▸ CONSIGNES
a) Relevez tout ce dont le passage sur le Valais et Genève dit l'absence dans le canton du Valais.
b) Reproduisez à l'identique les lignes de la liste, depuis celle qui contient « - replace-button[interactable]: ⇄ » jusqu'à celle qui contient « - ime-chinese-mode[interactable]: 中: [1030, 357, 1039, 370] », ces deux lignes comprises.

▸ TEXTE
_ _ _ _ _ _ _

Vous nous transportez d’abord dans les montagnes du Valais, au centre d’un petit pays dont vous faites une description charmante ; vous nous montrez ce qui ne se trouvé peut-être que dans ce seul coin de l’univers ; des peuples tranquilles & satisfaits au sein de leur famille & de leur travail ; & vous prouvez que la comédie ne seroit propre qu’à troubler le bonheur dont ils jouissent. Personne, Monsieur, ne prétendra le contraire ; des hommes assez heureux pour se contenter des plaisirs offerts par la nature, ne doivent point y en substituer d’autres ; les amusemens qu’on cherche sont le poison lent des amusemens simples ; & c’est une loi générale de ne pas entreprendre de changer le bien en mieux : qu’en conclurez-vous pour Geneve ? L’état présent de cette république est-il susceptible de l’application de ces regles ? Je veux croire qu’il n’y a rien d’exagéré ni de romanesque dans la description de ce canton fortuné du Valais, où il n’y a ni haine, ni jalousie, ni querelles, & où il y a pourtant des hommes. Mais si l’âge d’or s’est réfugié dans les rochers voisins de Geneve, vos citoyens en sont pour le moins à l’âge d’argent ; & dans le peu de tems que j’ai passé parmi eux, ils m’ont paru assez avancés, ou, si vous voulez assez pervertis, pour pouvoir entendre Brutus & Rome sauvée sans avoir à craindre d’en devenir pires.

_ _ _ _ _ _ _

Entrées de cadres de délimitation:
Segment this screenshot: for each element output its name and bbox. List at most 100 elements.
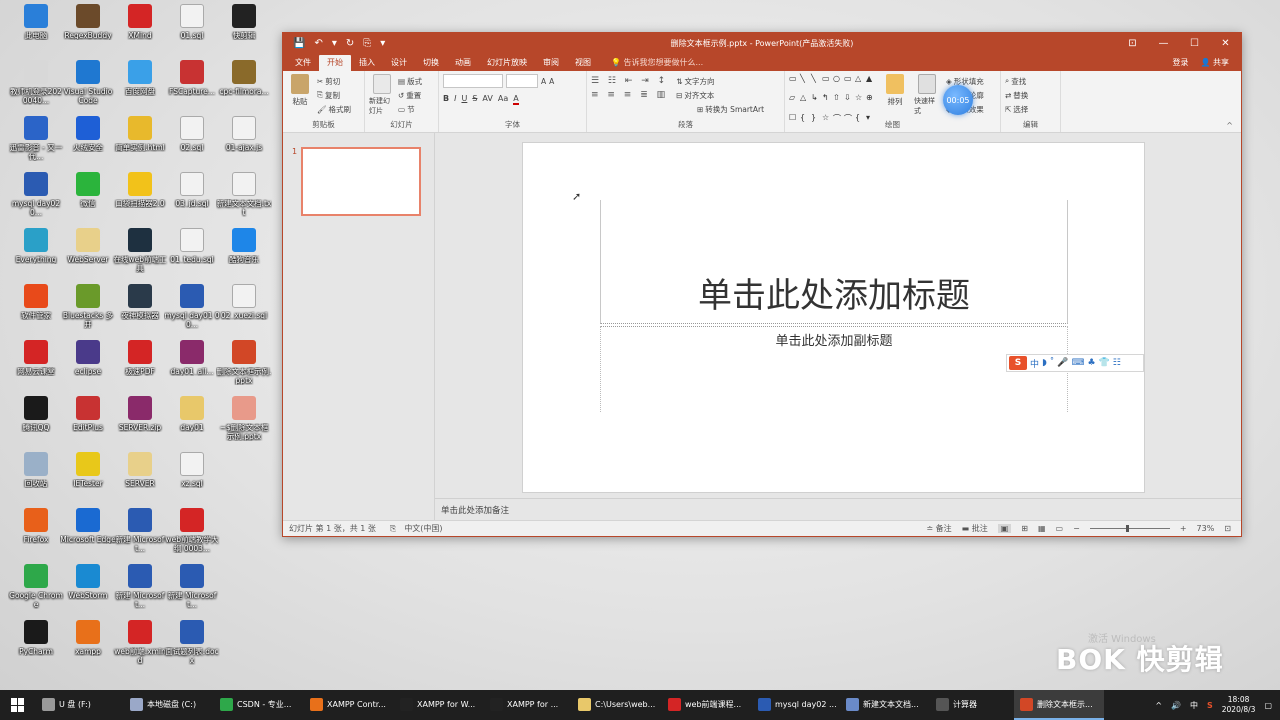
- replace-button[interactable]: ⇄ 替换: [1005, 88, 1056, 102]
- notification-icon[interactable]: ▢: [1264, 701, 1272, 710]
- taskbar-item[interactable]: XAMPP for W...: [394, 690, 484, 720]
- desktop-icon[interactable]: SERVER.zip: [114, 396, 166, 450]
- desktop-icon[interactable]: web前端教学大纲 0003...: [165, 508, 219, 562]
- desktop-icon[interactable]: cpc-filmora...: [218, 60, 270, 114]
- desktop-icon[interactable]: 教师机登录2020040...: [10, 60, 62, 114]
- grow-font-icon[interactable]: A: [541, 74, 546, 88]
- ime-chinese-mode[interactable]: 中: [1030, 357, 1039, 370]
- desktop-icon[interactable]: FSCapture...: [166, 60, 218, 114]
- desktop-icon[interactable]: 03_jd.sql: [166, 172, 218, 226]
- find-button[interactable]: ⌕ 查找: [1005, 74, 1056, 88]
- taskbar-item[interactable]: mysql day02 ...: [752, 690, 840, 720]
- ime-punct-icon[interactable]: ˚: [1050, 358, 1055, 368]
- desktop-icon[interactable]: 01-ajax.js: [218, 116, 270, 170]
- ime-mic-icon[interactable]: 🎤: [1057, 358, 1068, 368]
- desktop-icon[interactable]: 此电脑: [10, 4, 62, 58]
- title-placeholder[interactable]: 单击此处添加标题: [600, 200, 1068, 324]
- smartart-button[interactable]: ⊞ 转换为 SmartArt: [697, 102, 780, 116]
- desktop-icon[interactable]: SERVER: [114, 452, 166, 506]
- copy-button[interactable]: ⎘ 复制: [317, 88, 351, 102]
- list-buttons[interactable]: ☰ ☷ ⇤ ⇥ ↕: [591, 74, 668, 88]
- desktop-icon[interactable]: 回收站: [10, 452, 62, 506]
- zoom-in-icon[interactable]: +: [1180, 524, 1187, 533]
- tab-view[interactable]: 视图: [567, 55, 599, 71]
- ime-tools-icon[interactable]: ♣: [1087, 358, 1095, 368]
- normal-view-icon[interactable]: ▣: [997, 524, 1012, 533]
- desktop-icon[interactable]: xz.sql: [166, 452, 218, 506]
- close-button[interactable]: ✕: [1210, 33, 1241, 53]
- taskbar-item[interactable]: C:\Users\web...: [572, 690, 662, 720]
- desktop-icon[interactable]: 软件管家: [10, 284, 62, 338]
- ime-menu-icon[interactable]: ☷: [1113, 358, 1121, 368]
- customize-qat-icon[interactable]: ▾: [380, 38, 385, 49]
- zoom-level[interactable]: 73%: [1197, 524, 1215, 533]
- desktop-icon[interactable]: 新建 Microsoft...: [114, 508, 166, 562]
- text-direction-button[interactable]: ⇅ 文字方向: [676, 74, 714, 88]
- desktop-icon[interactable]: WebStorm: [62, 564, 114, 618]
- ime-indicator[interactable]: 中: [1190, 700, 1198, 711]
- spellcheck-icon[interactable]: ⎘: [390, 524, 396, 534]
- layout-button[interactable]: ▤ 版式: [398, 74, 422, 88]
- desktop-icon[interactable]: Google Chrome: [9, 564, 63, 618]
- ime-skin-icon[interactable]: 👕: [1099, 358, 1110, 368]
- desktop-icon[interactable]: ~$删除文本框示例.pptx: [218, 396, 270, 450]
- desktop-icon[interactable]: Visual Studio Code: [62, 60, 114, 114]
- slide-sorter-icon[interactable]: ⊞: [1021, 524, 1028, 533]
- shrink-font-icon[interactable]: A: [549, 74, 554, 88]
- taskbar-item[interactable]: 新建文本文档...: [840, 690, 930, 720]
- reading-view-icon[interactable]: ▦: [1038, 524, 1046, 533]
- tab-animations[interactable]: 动画: [447, 55, 479, 71]
- volume-icon[interactable]: 🔊: [1171, 701, 1181, 710]
- maximize-button[interactable]: ☐: [1179, 33, 1210, 53]
- desktop-icon[interactable]: 夜神模拟器: [114, 284, 166, 338]
- desktop-icon[interactable]: 极速PDF: [114, 340, 166, 394]
- clock[interactable]: 18:08 2020/8/3: [1222, 695, 1256, 715]
- tab-review[interactable]: 审阅: [535, 55, 567, 71]
- desktop-icon[interactable]: 微信: [62, 172, 114, 226]
- desktop-icon[interactable]: Microsoft Edge: [60, 508, 116, 562]
- desktop-icon[interactable]: 删除文本框示例.pptx: [217, 340, 271, 394]
- taskbar-item[interactable]: 删除文本框示...: [1014, 690, 1104, 720]
- font-size-input[interactable]: [506, 74, 538, 88]
- language-indicator[interactable]: 中文(中国): [404, 523, 442, 534]
- ime-moon-icon[interactable]: ◗: [1042, 358, 1047, 368]
- cut-button[interactable]: ✂ 剪切: [317, 74, 351, 88]
- desktop-icon[interactable]: 02.sql: [166, 116, 218, 170]
- taskbar-item[interactable]: XAMPP Contr...: [304, 690, 394, 720]
- subtitle-placeholder[interactable]: 单击此处添加副标题: [600, 326, 1068, 412]
- taskbar-item[interactable]: 本地磁盘 (C:): [124, 690, 214, 720]
- taskbar-item[interactable]: CSDN - 专业...: [214, 690, 304, 720]
- desktop-icon[interactable]: 腾讯QQ: [10, 396, 62, 450]
- align-buttons[interactable]: ≡ ≡ ≡ ≣ ▥: [591, 88, 668, 102]
- tray-overflow-icon[interactable]: ^: [1155, 701, 1162, 710]
- desktop-icon[interactable]: EditPlus: [62, 396, 114, 450]
- slide-canvas[interactable]: 单击此处添加标题 单击此处添加副标题 S 中 ◗ ˚ 🎤 ⌨ ♣ 👕 ☷: [522, 142, 1145, 493]
- notes-pane[interactable]: 单击此处添加备注: [435, 498, 1241, 520]
- desktop-icon[interactable]: 01_tedu.sql: [166, 228, 218, 282]
- desktop-icon[interactable]: 酷狗音乐: [218, 228, 270, 282]
- desktop-icon[interactable]: XMind: [114, 4, 166, 58]
- sogou-icon[interactable]: S: [1009, 356, 1027, 370]
- tab-design[interactable]: 设计: [383, 55, 415, 71]
- desktop-icon[interactable]: mysql day02 0...: [10, 172, 62, 226]
- ribbon-display-icon[interactable]: ⊡: [1117, 33, 1148, 53]
- tab-home[interactable]: 开始: [319, 55, 351, 71]
- share-button[interactable]: 👤 共享: [1200, 55, 1229, 71]
- desktop-icon[interactable]: day01: [166, 396, 218, 450]
- change-case-button[interactable]: Aa: [498, 94, 508, 105]
- desktop-icon[interactable]: 网易云课堂: [10, 340, 62, 394]
- zoom-out-icon[interactable]: −: [1073, 524, 1080, 533]
- desktop-icon[interactable]: Everything: [10, 228, 62, 282]
- ime-toolbar[interactable]: S 中 ◗ ˚ 🎤 ⌨ ♣ 👕 ☷: [1006, 354, 1144, 372]
- taskbar-item[interactable]: U 盘 (F:): [36, 690, 124, 720]
- desktop-icon[interactable]: 简单实例.html: [114, 116, 166, 170]
- slideshow-view-icon[interactable]: ▭: [1056, 524, 1064, 533]
- tab-slideshow[interactable]: 幻灯片放映: [479, 55, 535, 71]
- desktop-icon[interactable]: web前端.xmind: [114, 620, 166, 674]
- desktop-icon[interactable]: 快剪辑: [218, 4, 270, 58]
- desktop-icon[interactable]: 新建 Microsoft...: [114, 564, 166, 618]
- bold-button[interactable]: B: [443, 94, 449, 105]
- font-name-input[interactable]: [443, 74, 503, 88]
- char-spacing-button[interactable]: AV: [482, 94, 492, 105]
- desktop-icon[interactable]: 新建文本文档.txt: [217, 172, 271, 226]
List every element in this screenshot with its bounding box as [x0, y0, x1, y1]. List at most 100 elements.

_ _ _ _ _ _ _

▸ CORRIGÉS
a) La haine, la jalousie et les querelles.

b)
- replace-button[interactable]: ⇄ 替换: [1005, 88, 1056, 102]
- notification-icon[interactable]: ▢: [1264, 701, 1272, 710]
- taskbar-item[interactable]: XAMPP for W...: [394, 690, 484, 720]
- desktop-icon[interactable]: SERVER.zip: [114, 396, 166, 450]
- desktop-icon[interactable]: web前端教学大纲 0003...: [165, 508, 219, 562]
- desktop-icon[interactable]: cpc-filmora...: [218, 60, 270, 114]
- desktop-icon[interactable]: 教师机登录2020040...: [10, 60, 62, 114]
- grow-font-icon[interactable]: A: [541, 74, 546, 88]
- ime-chinese-mode[interactable]: 中: [1030, 357, 1039, 370]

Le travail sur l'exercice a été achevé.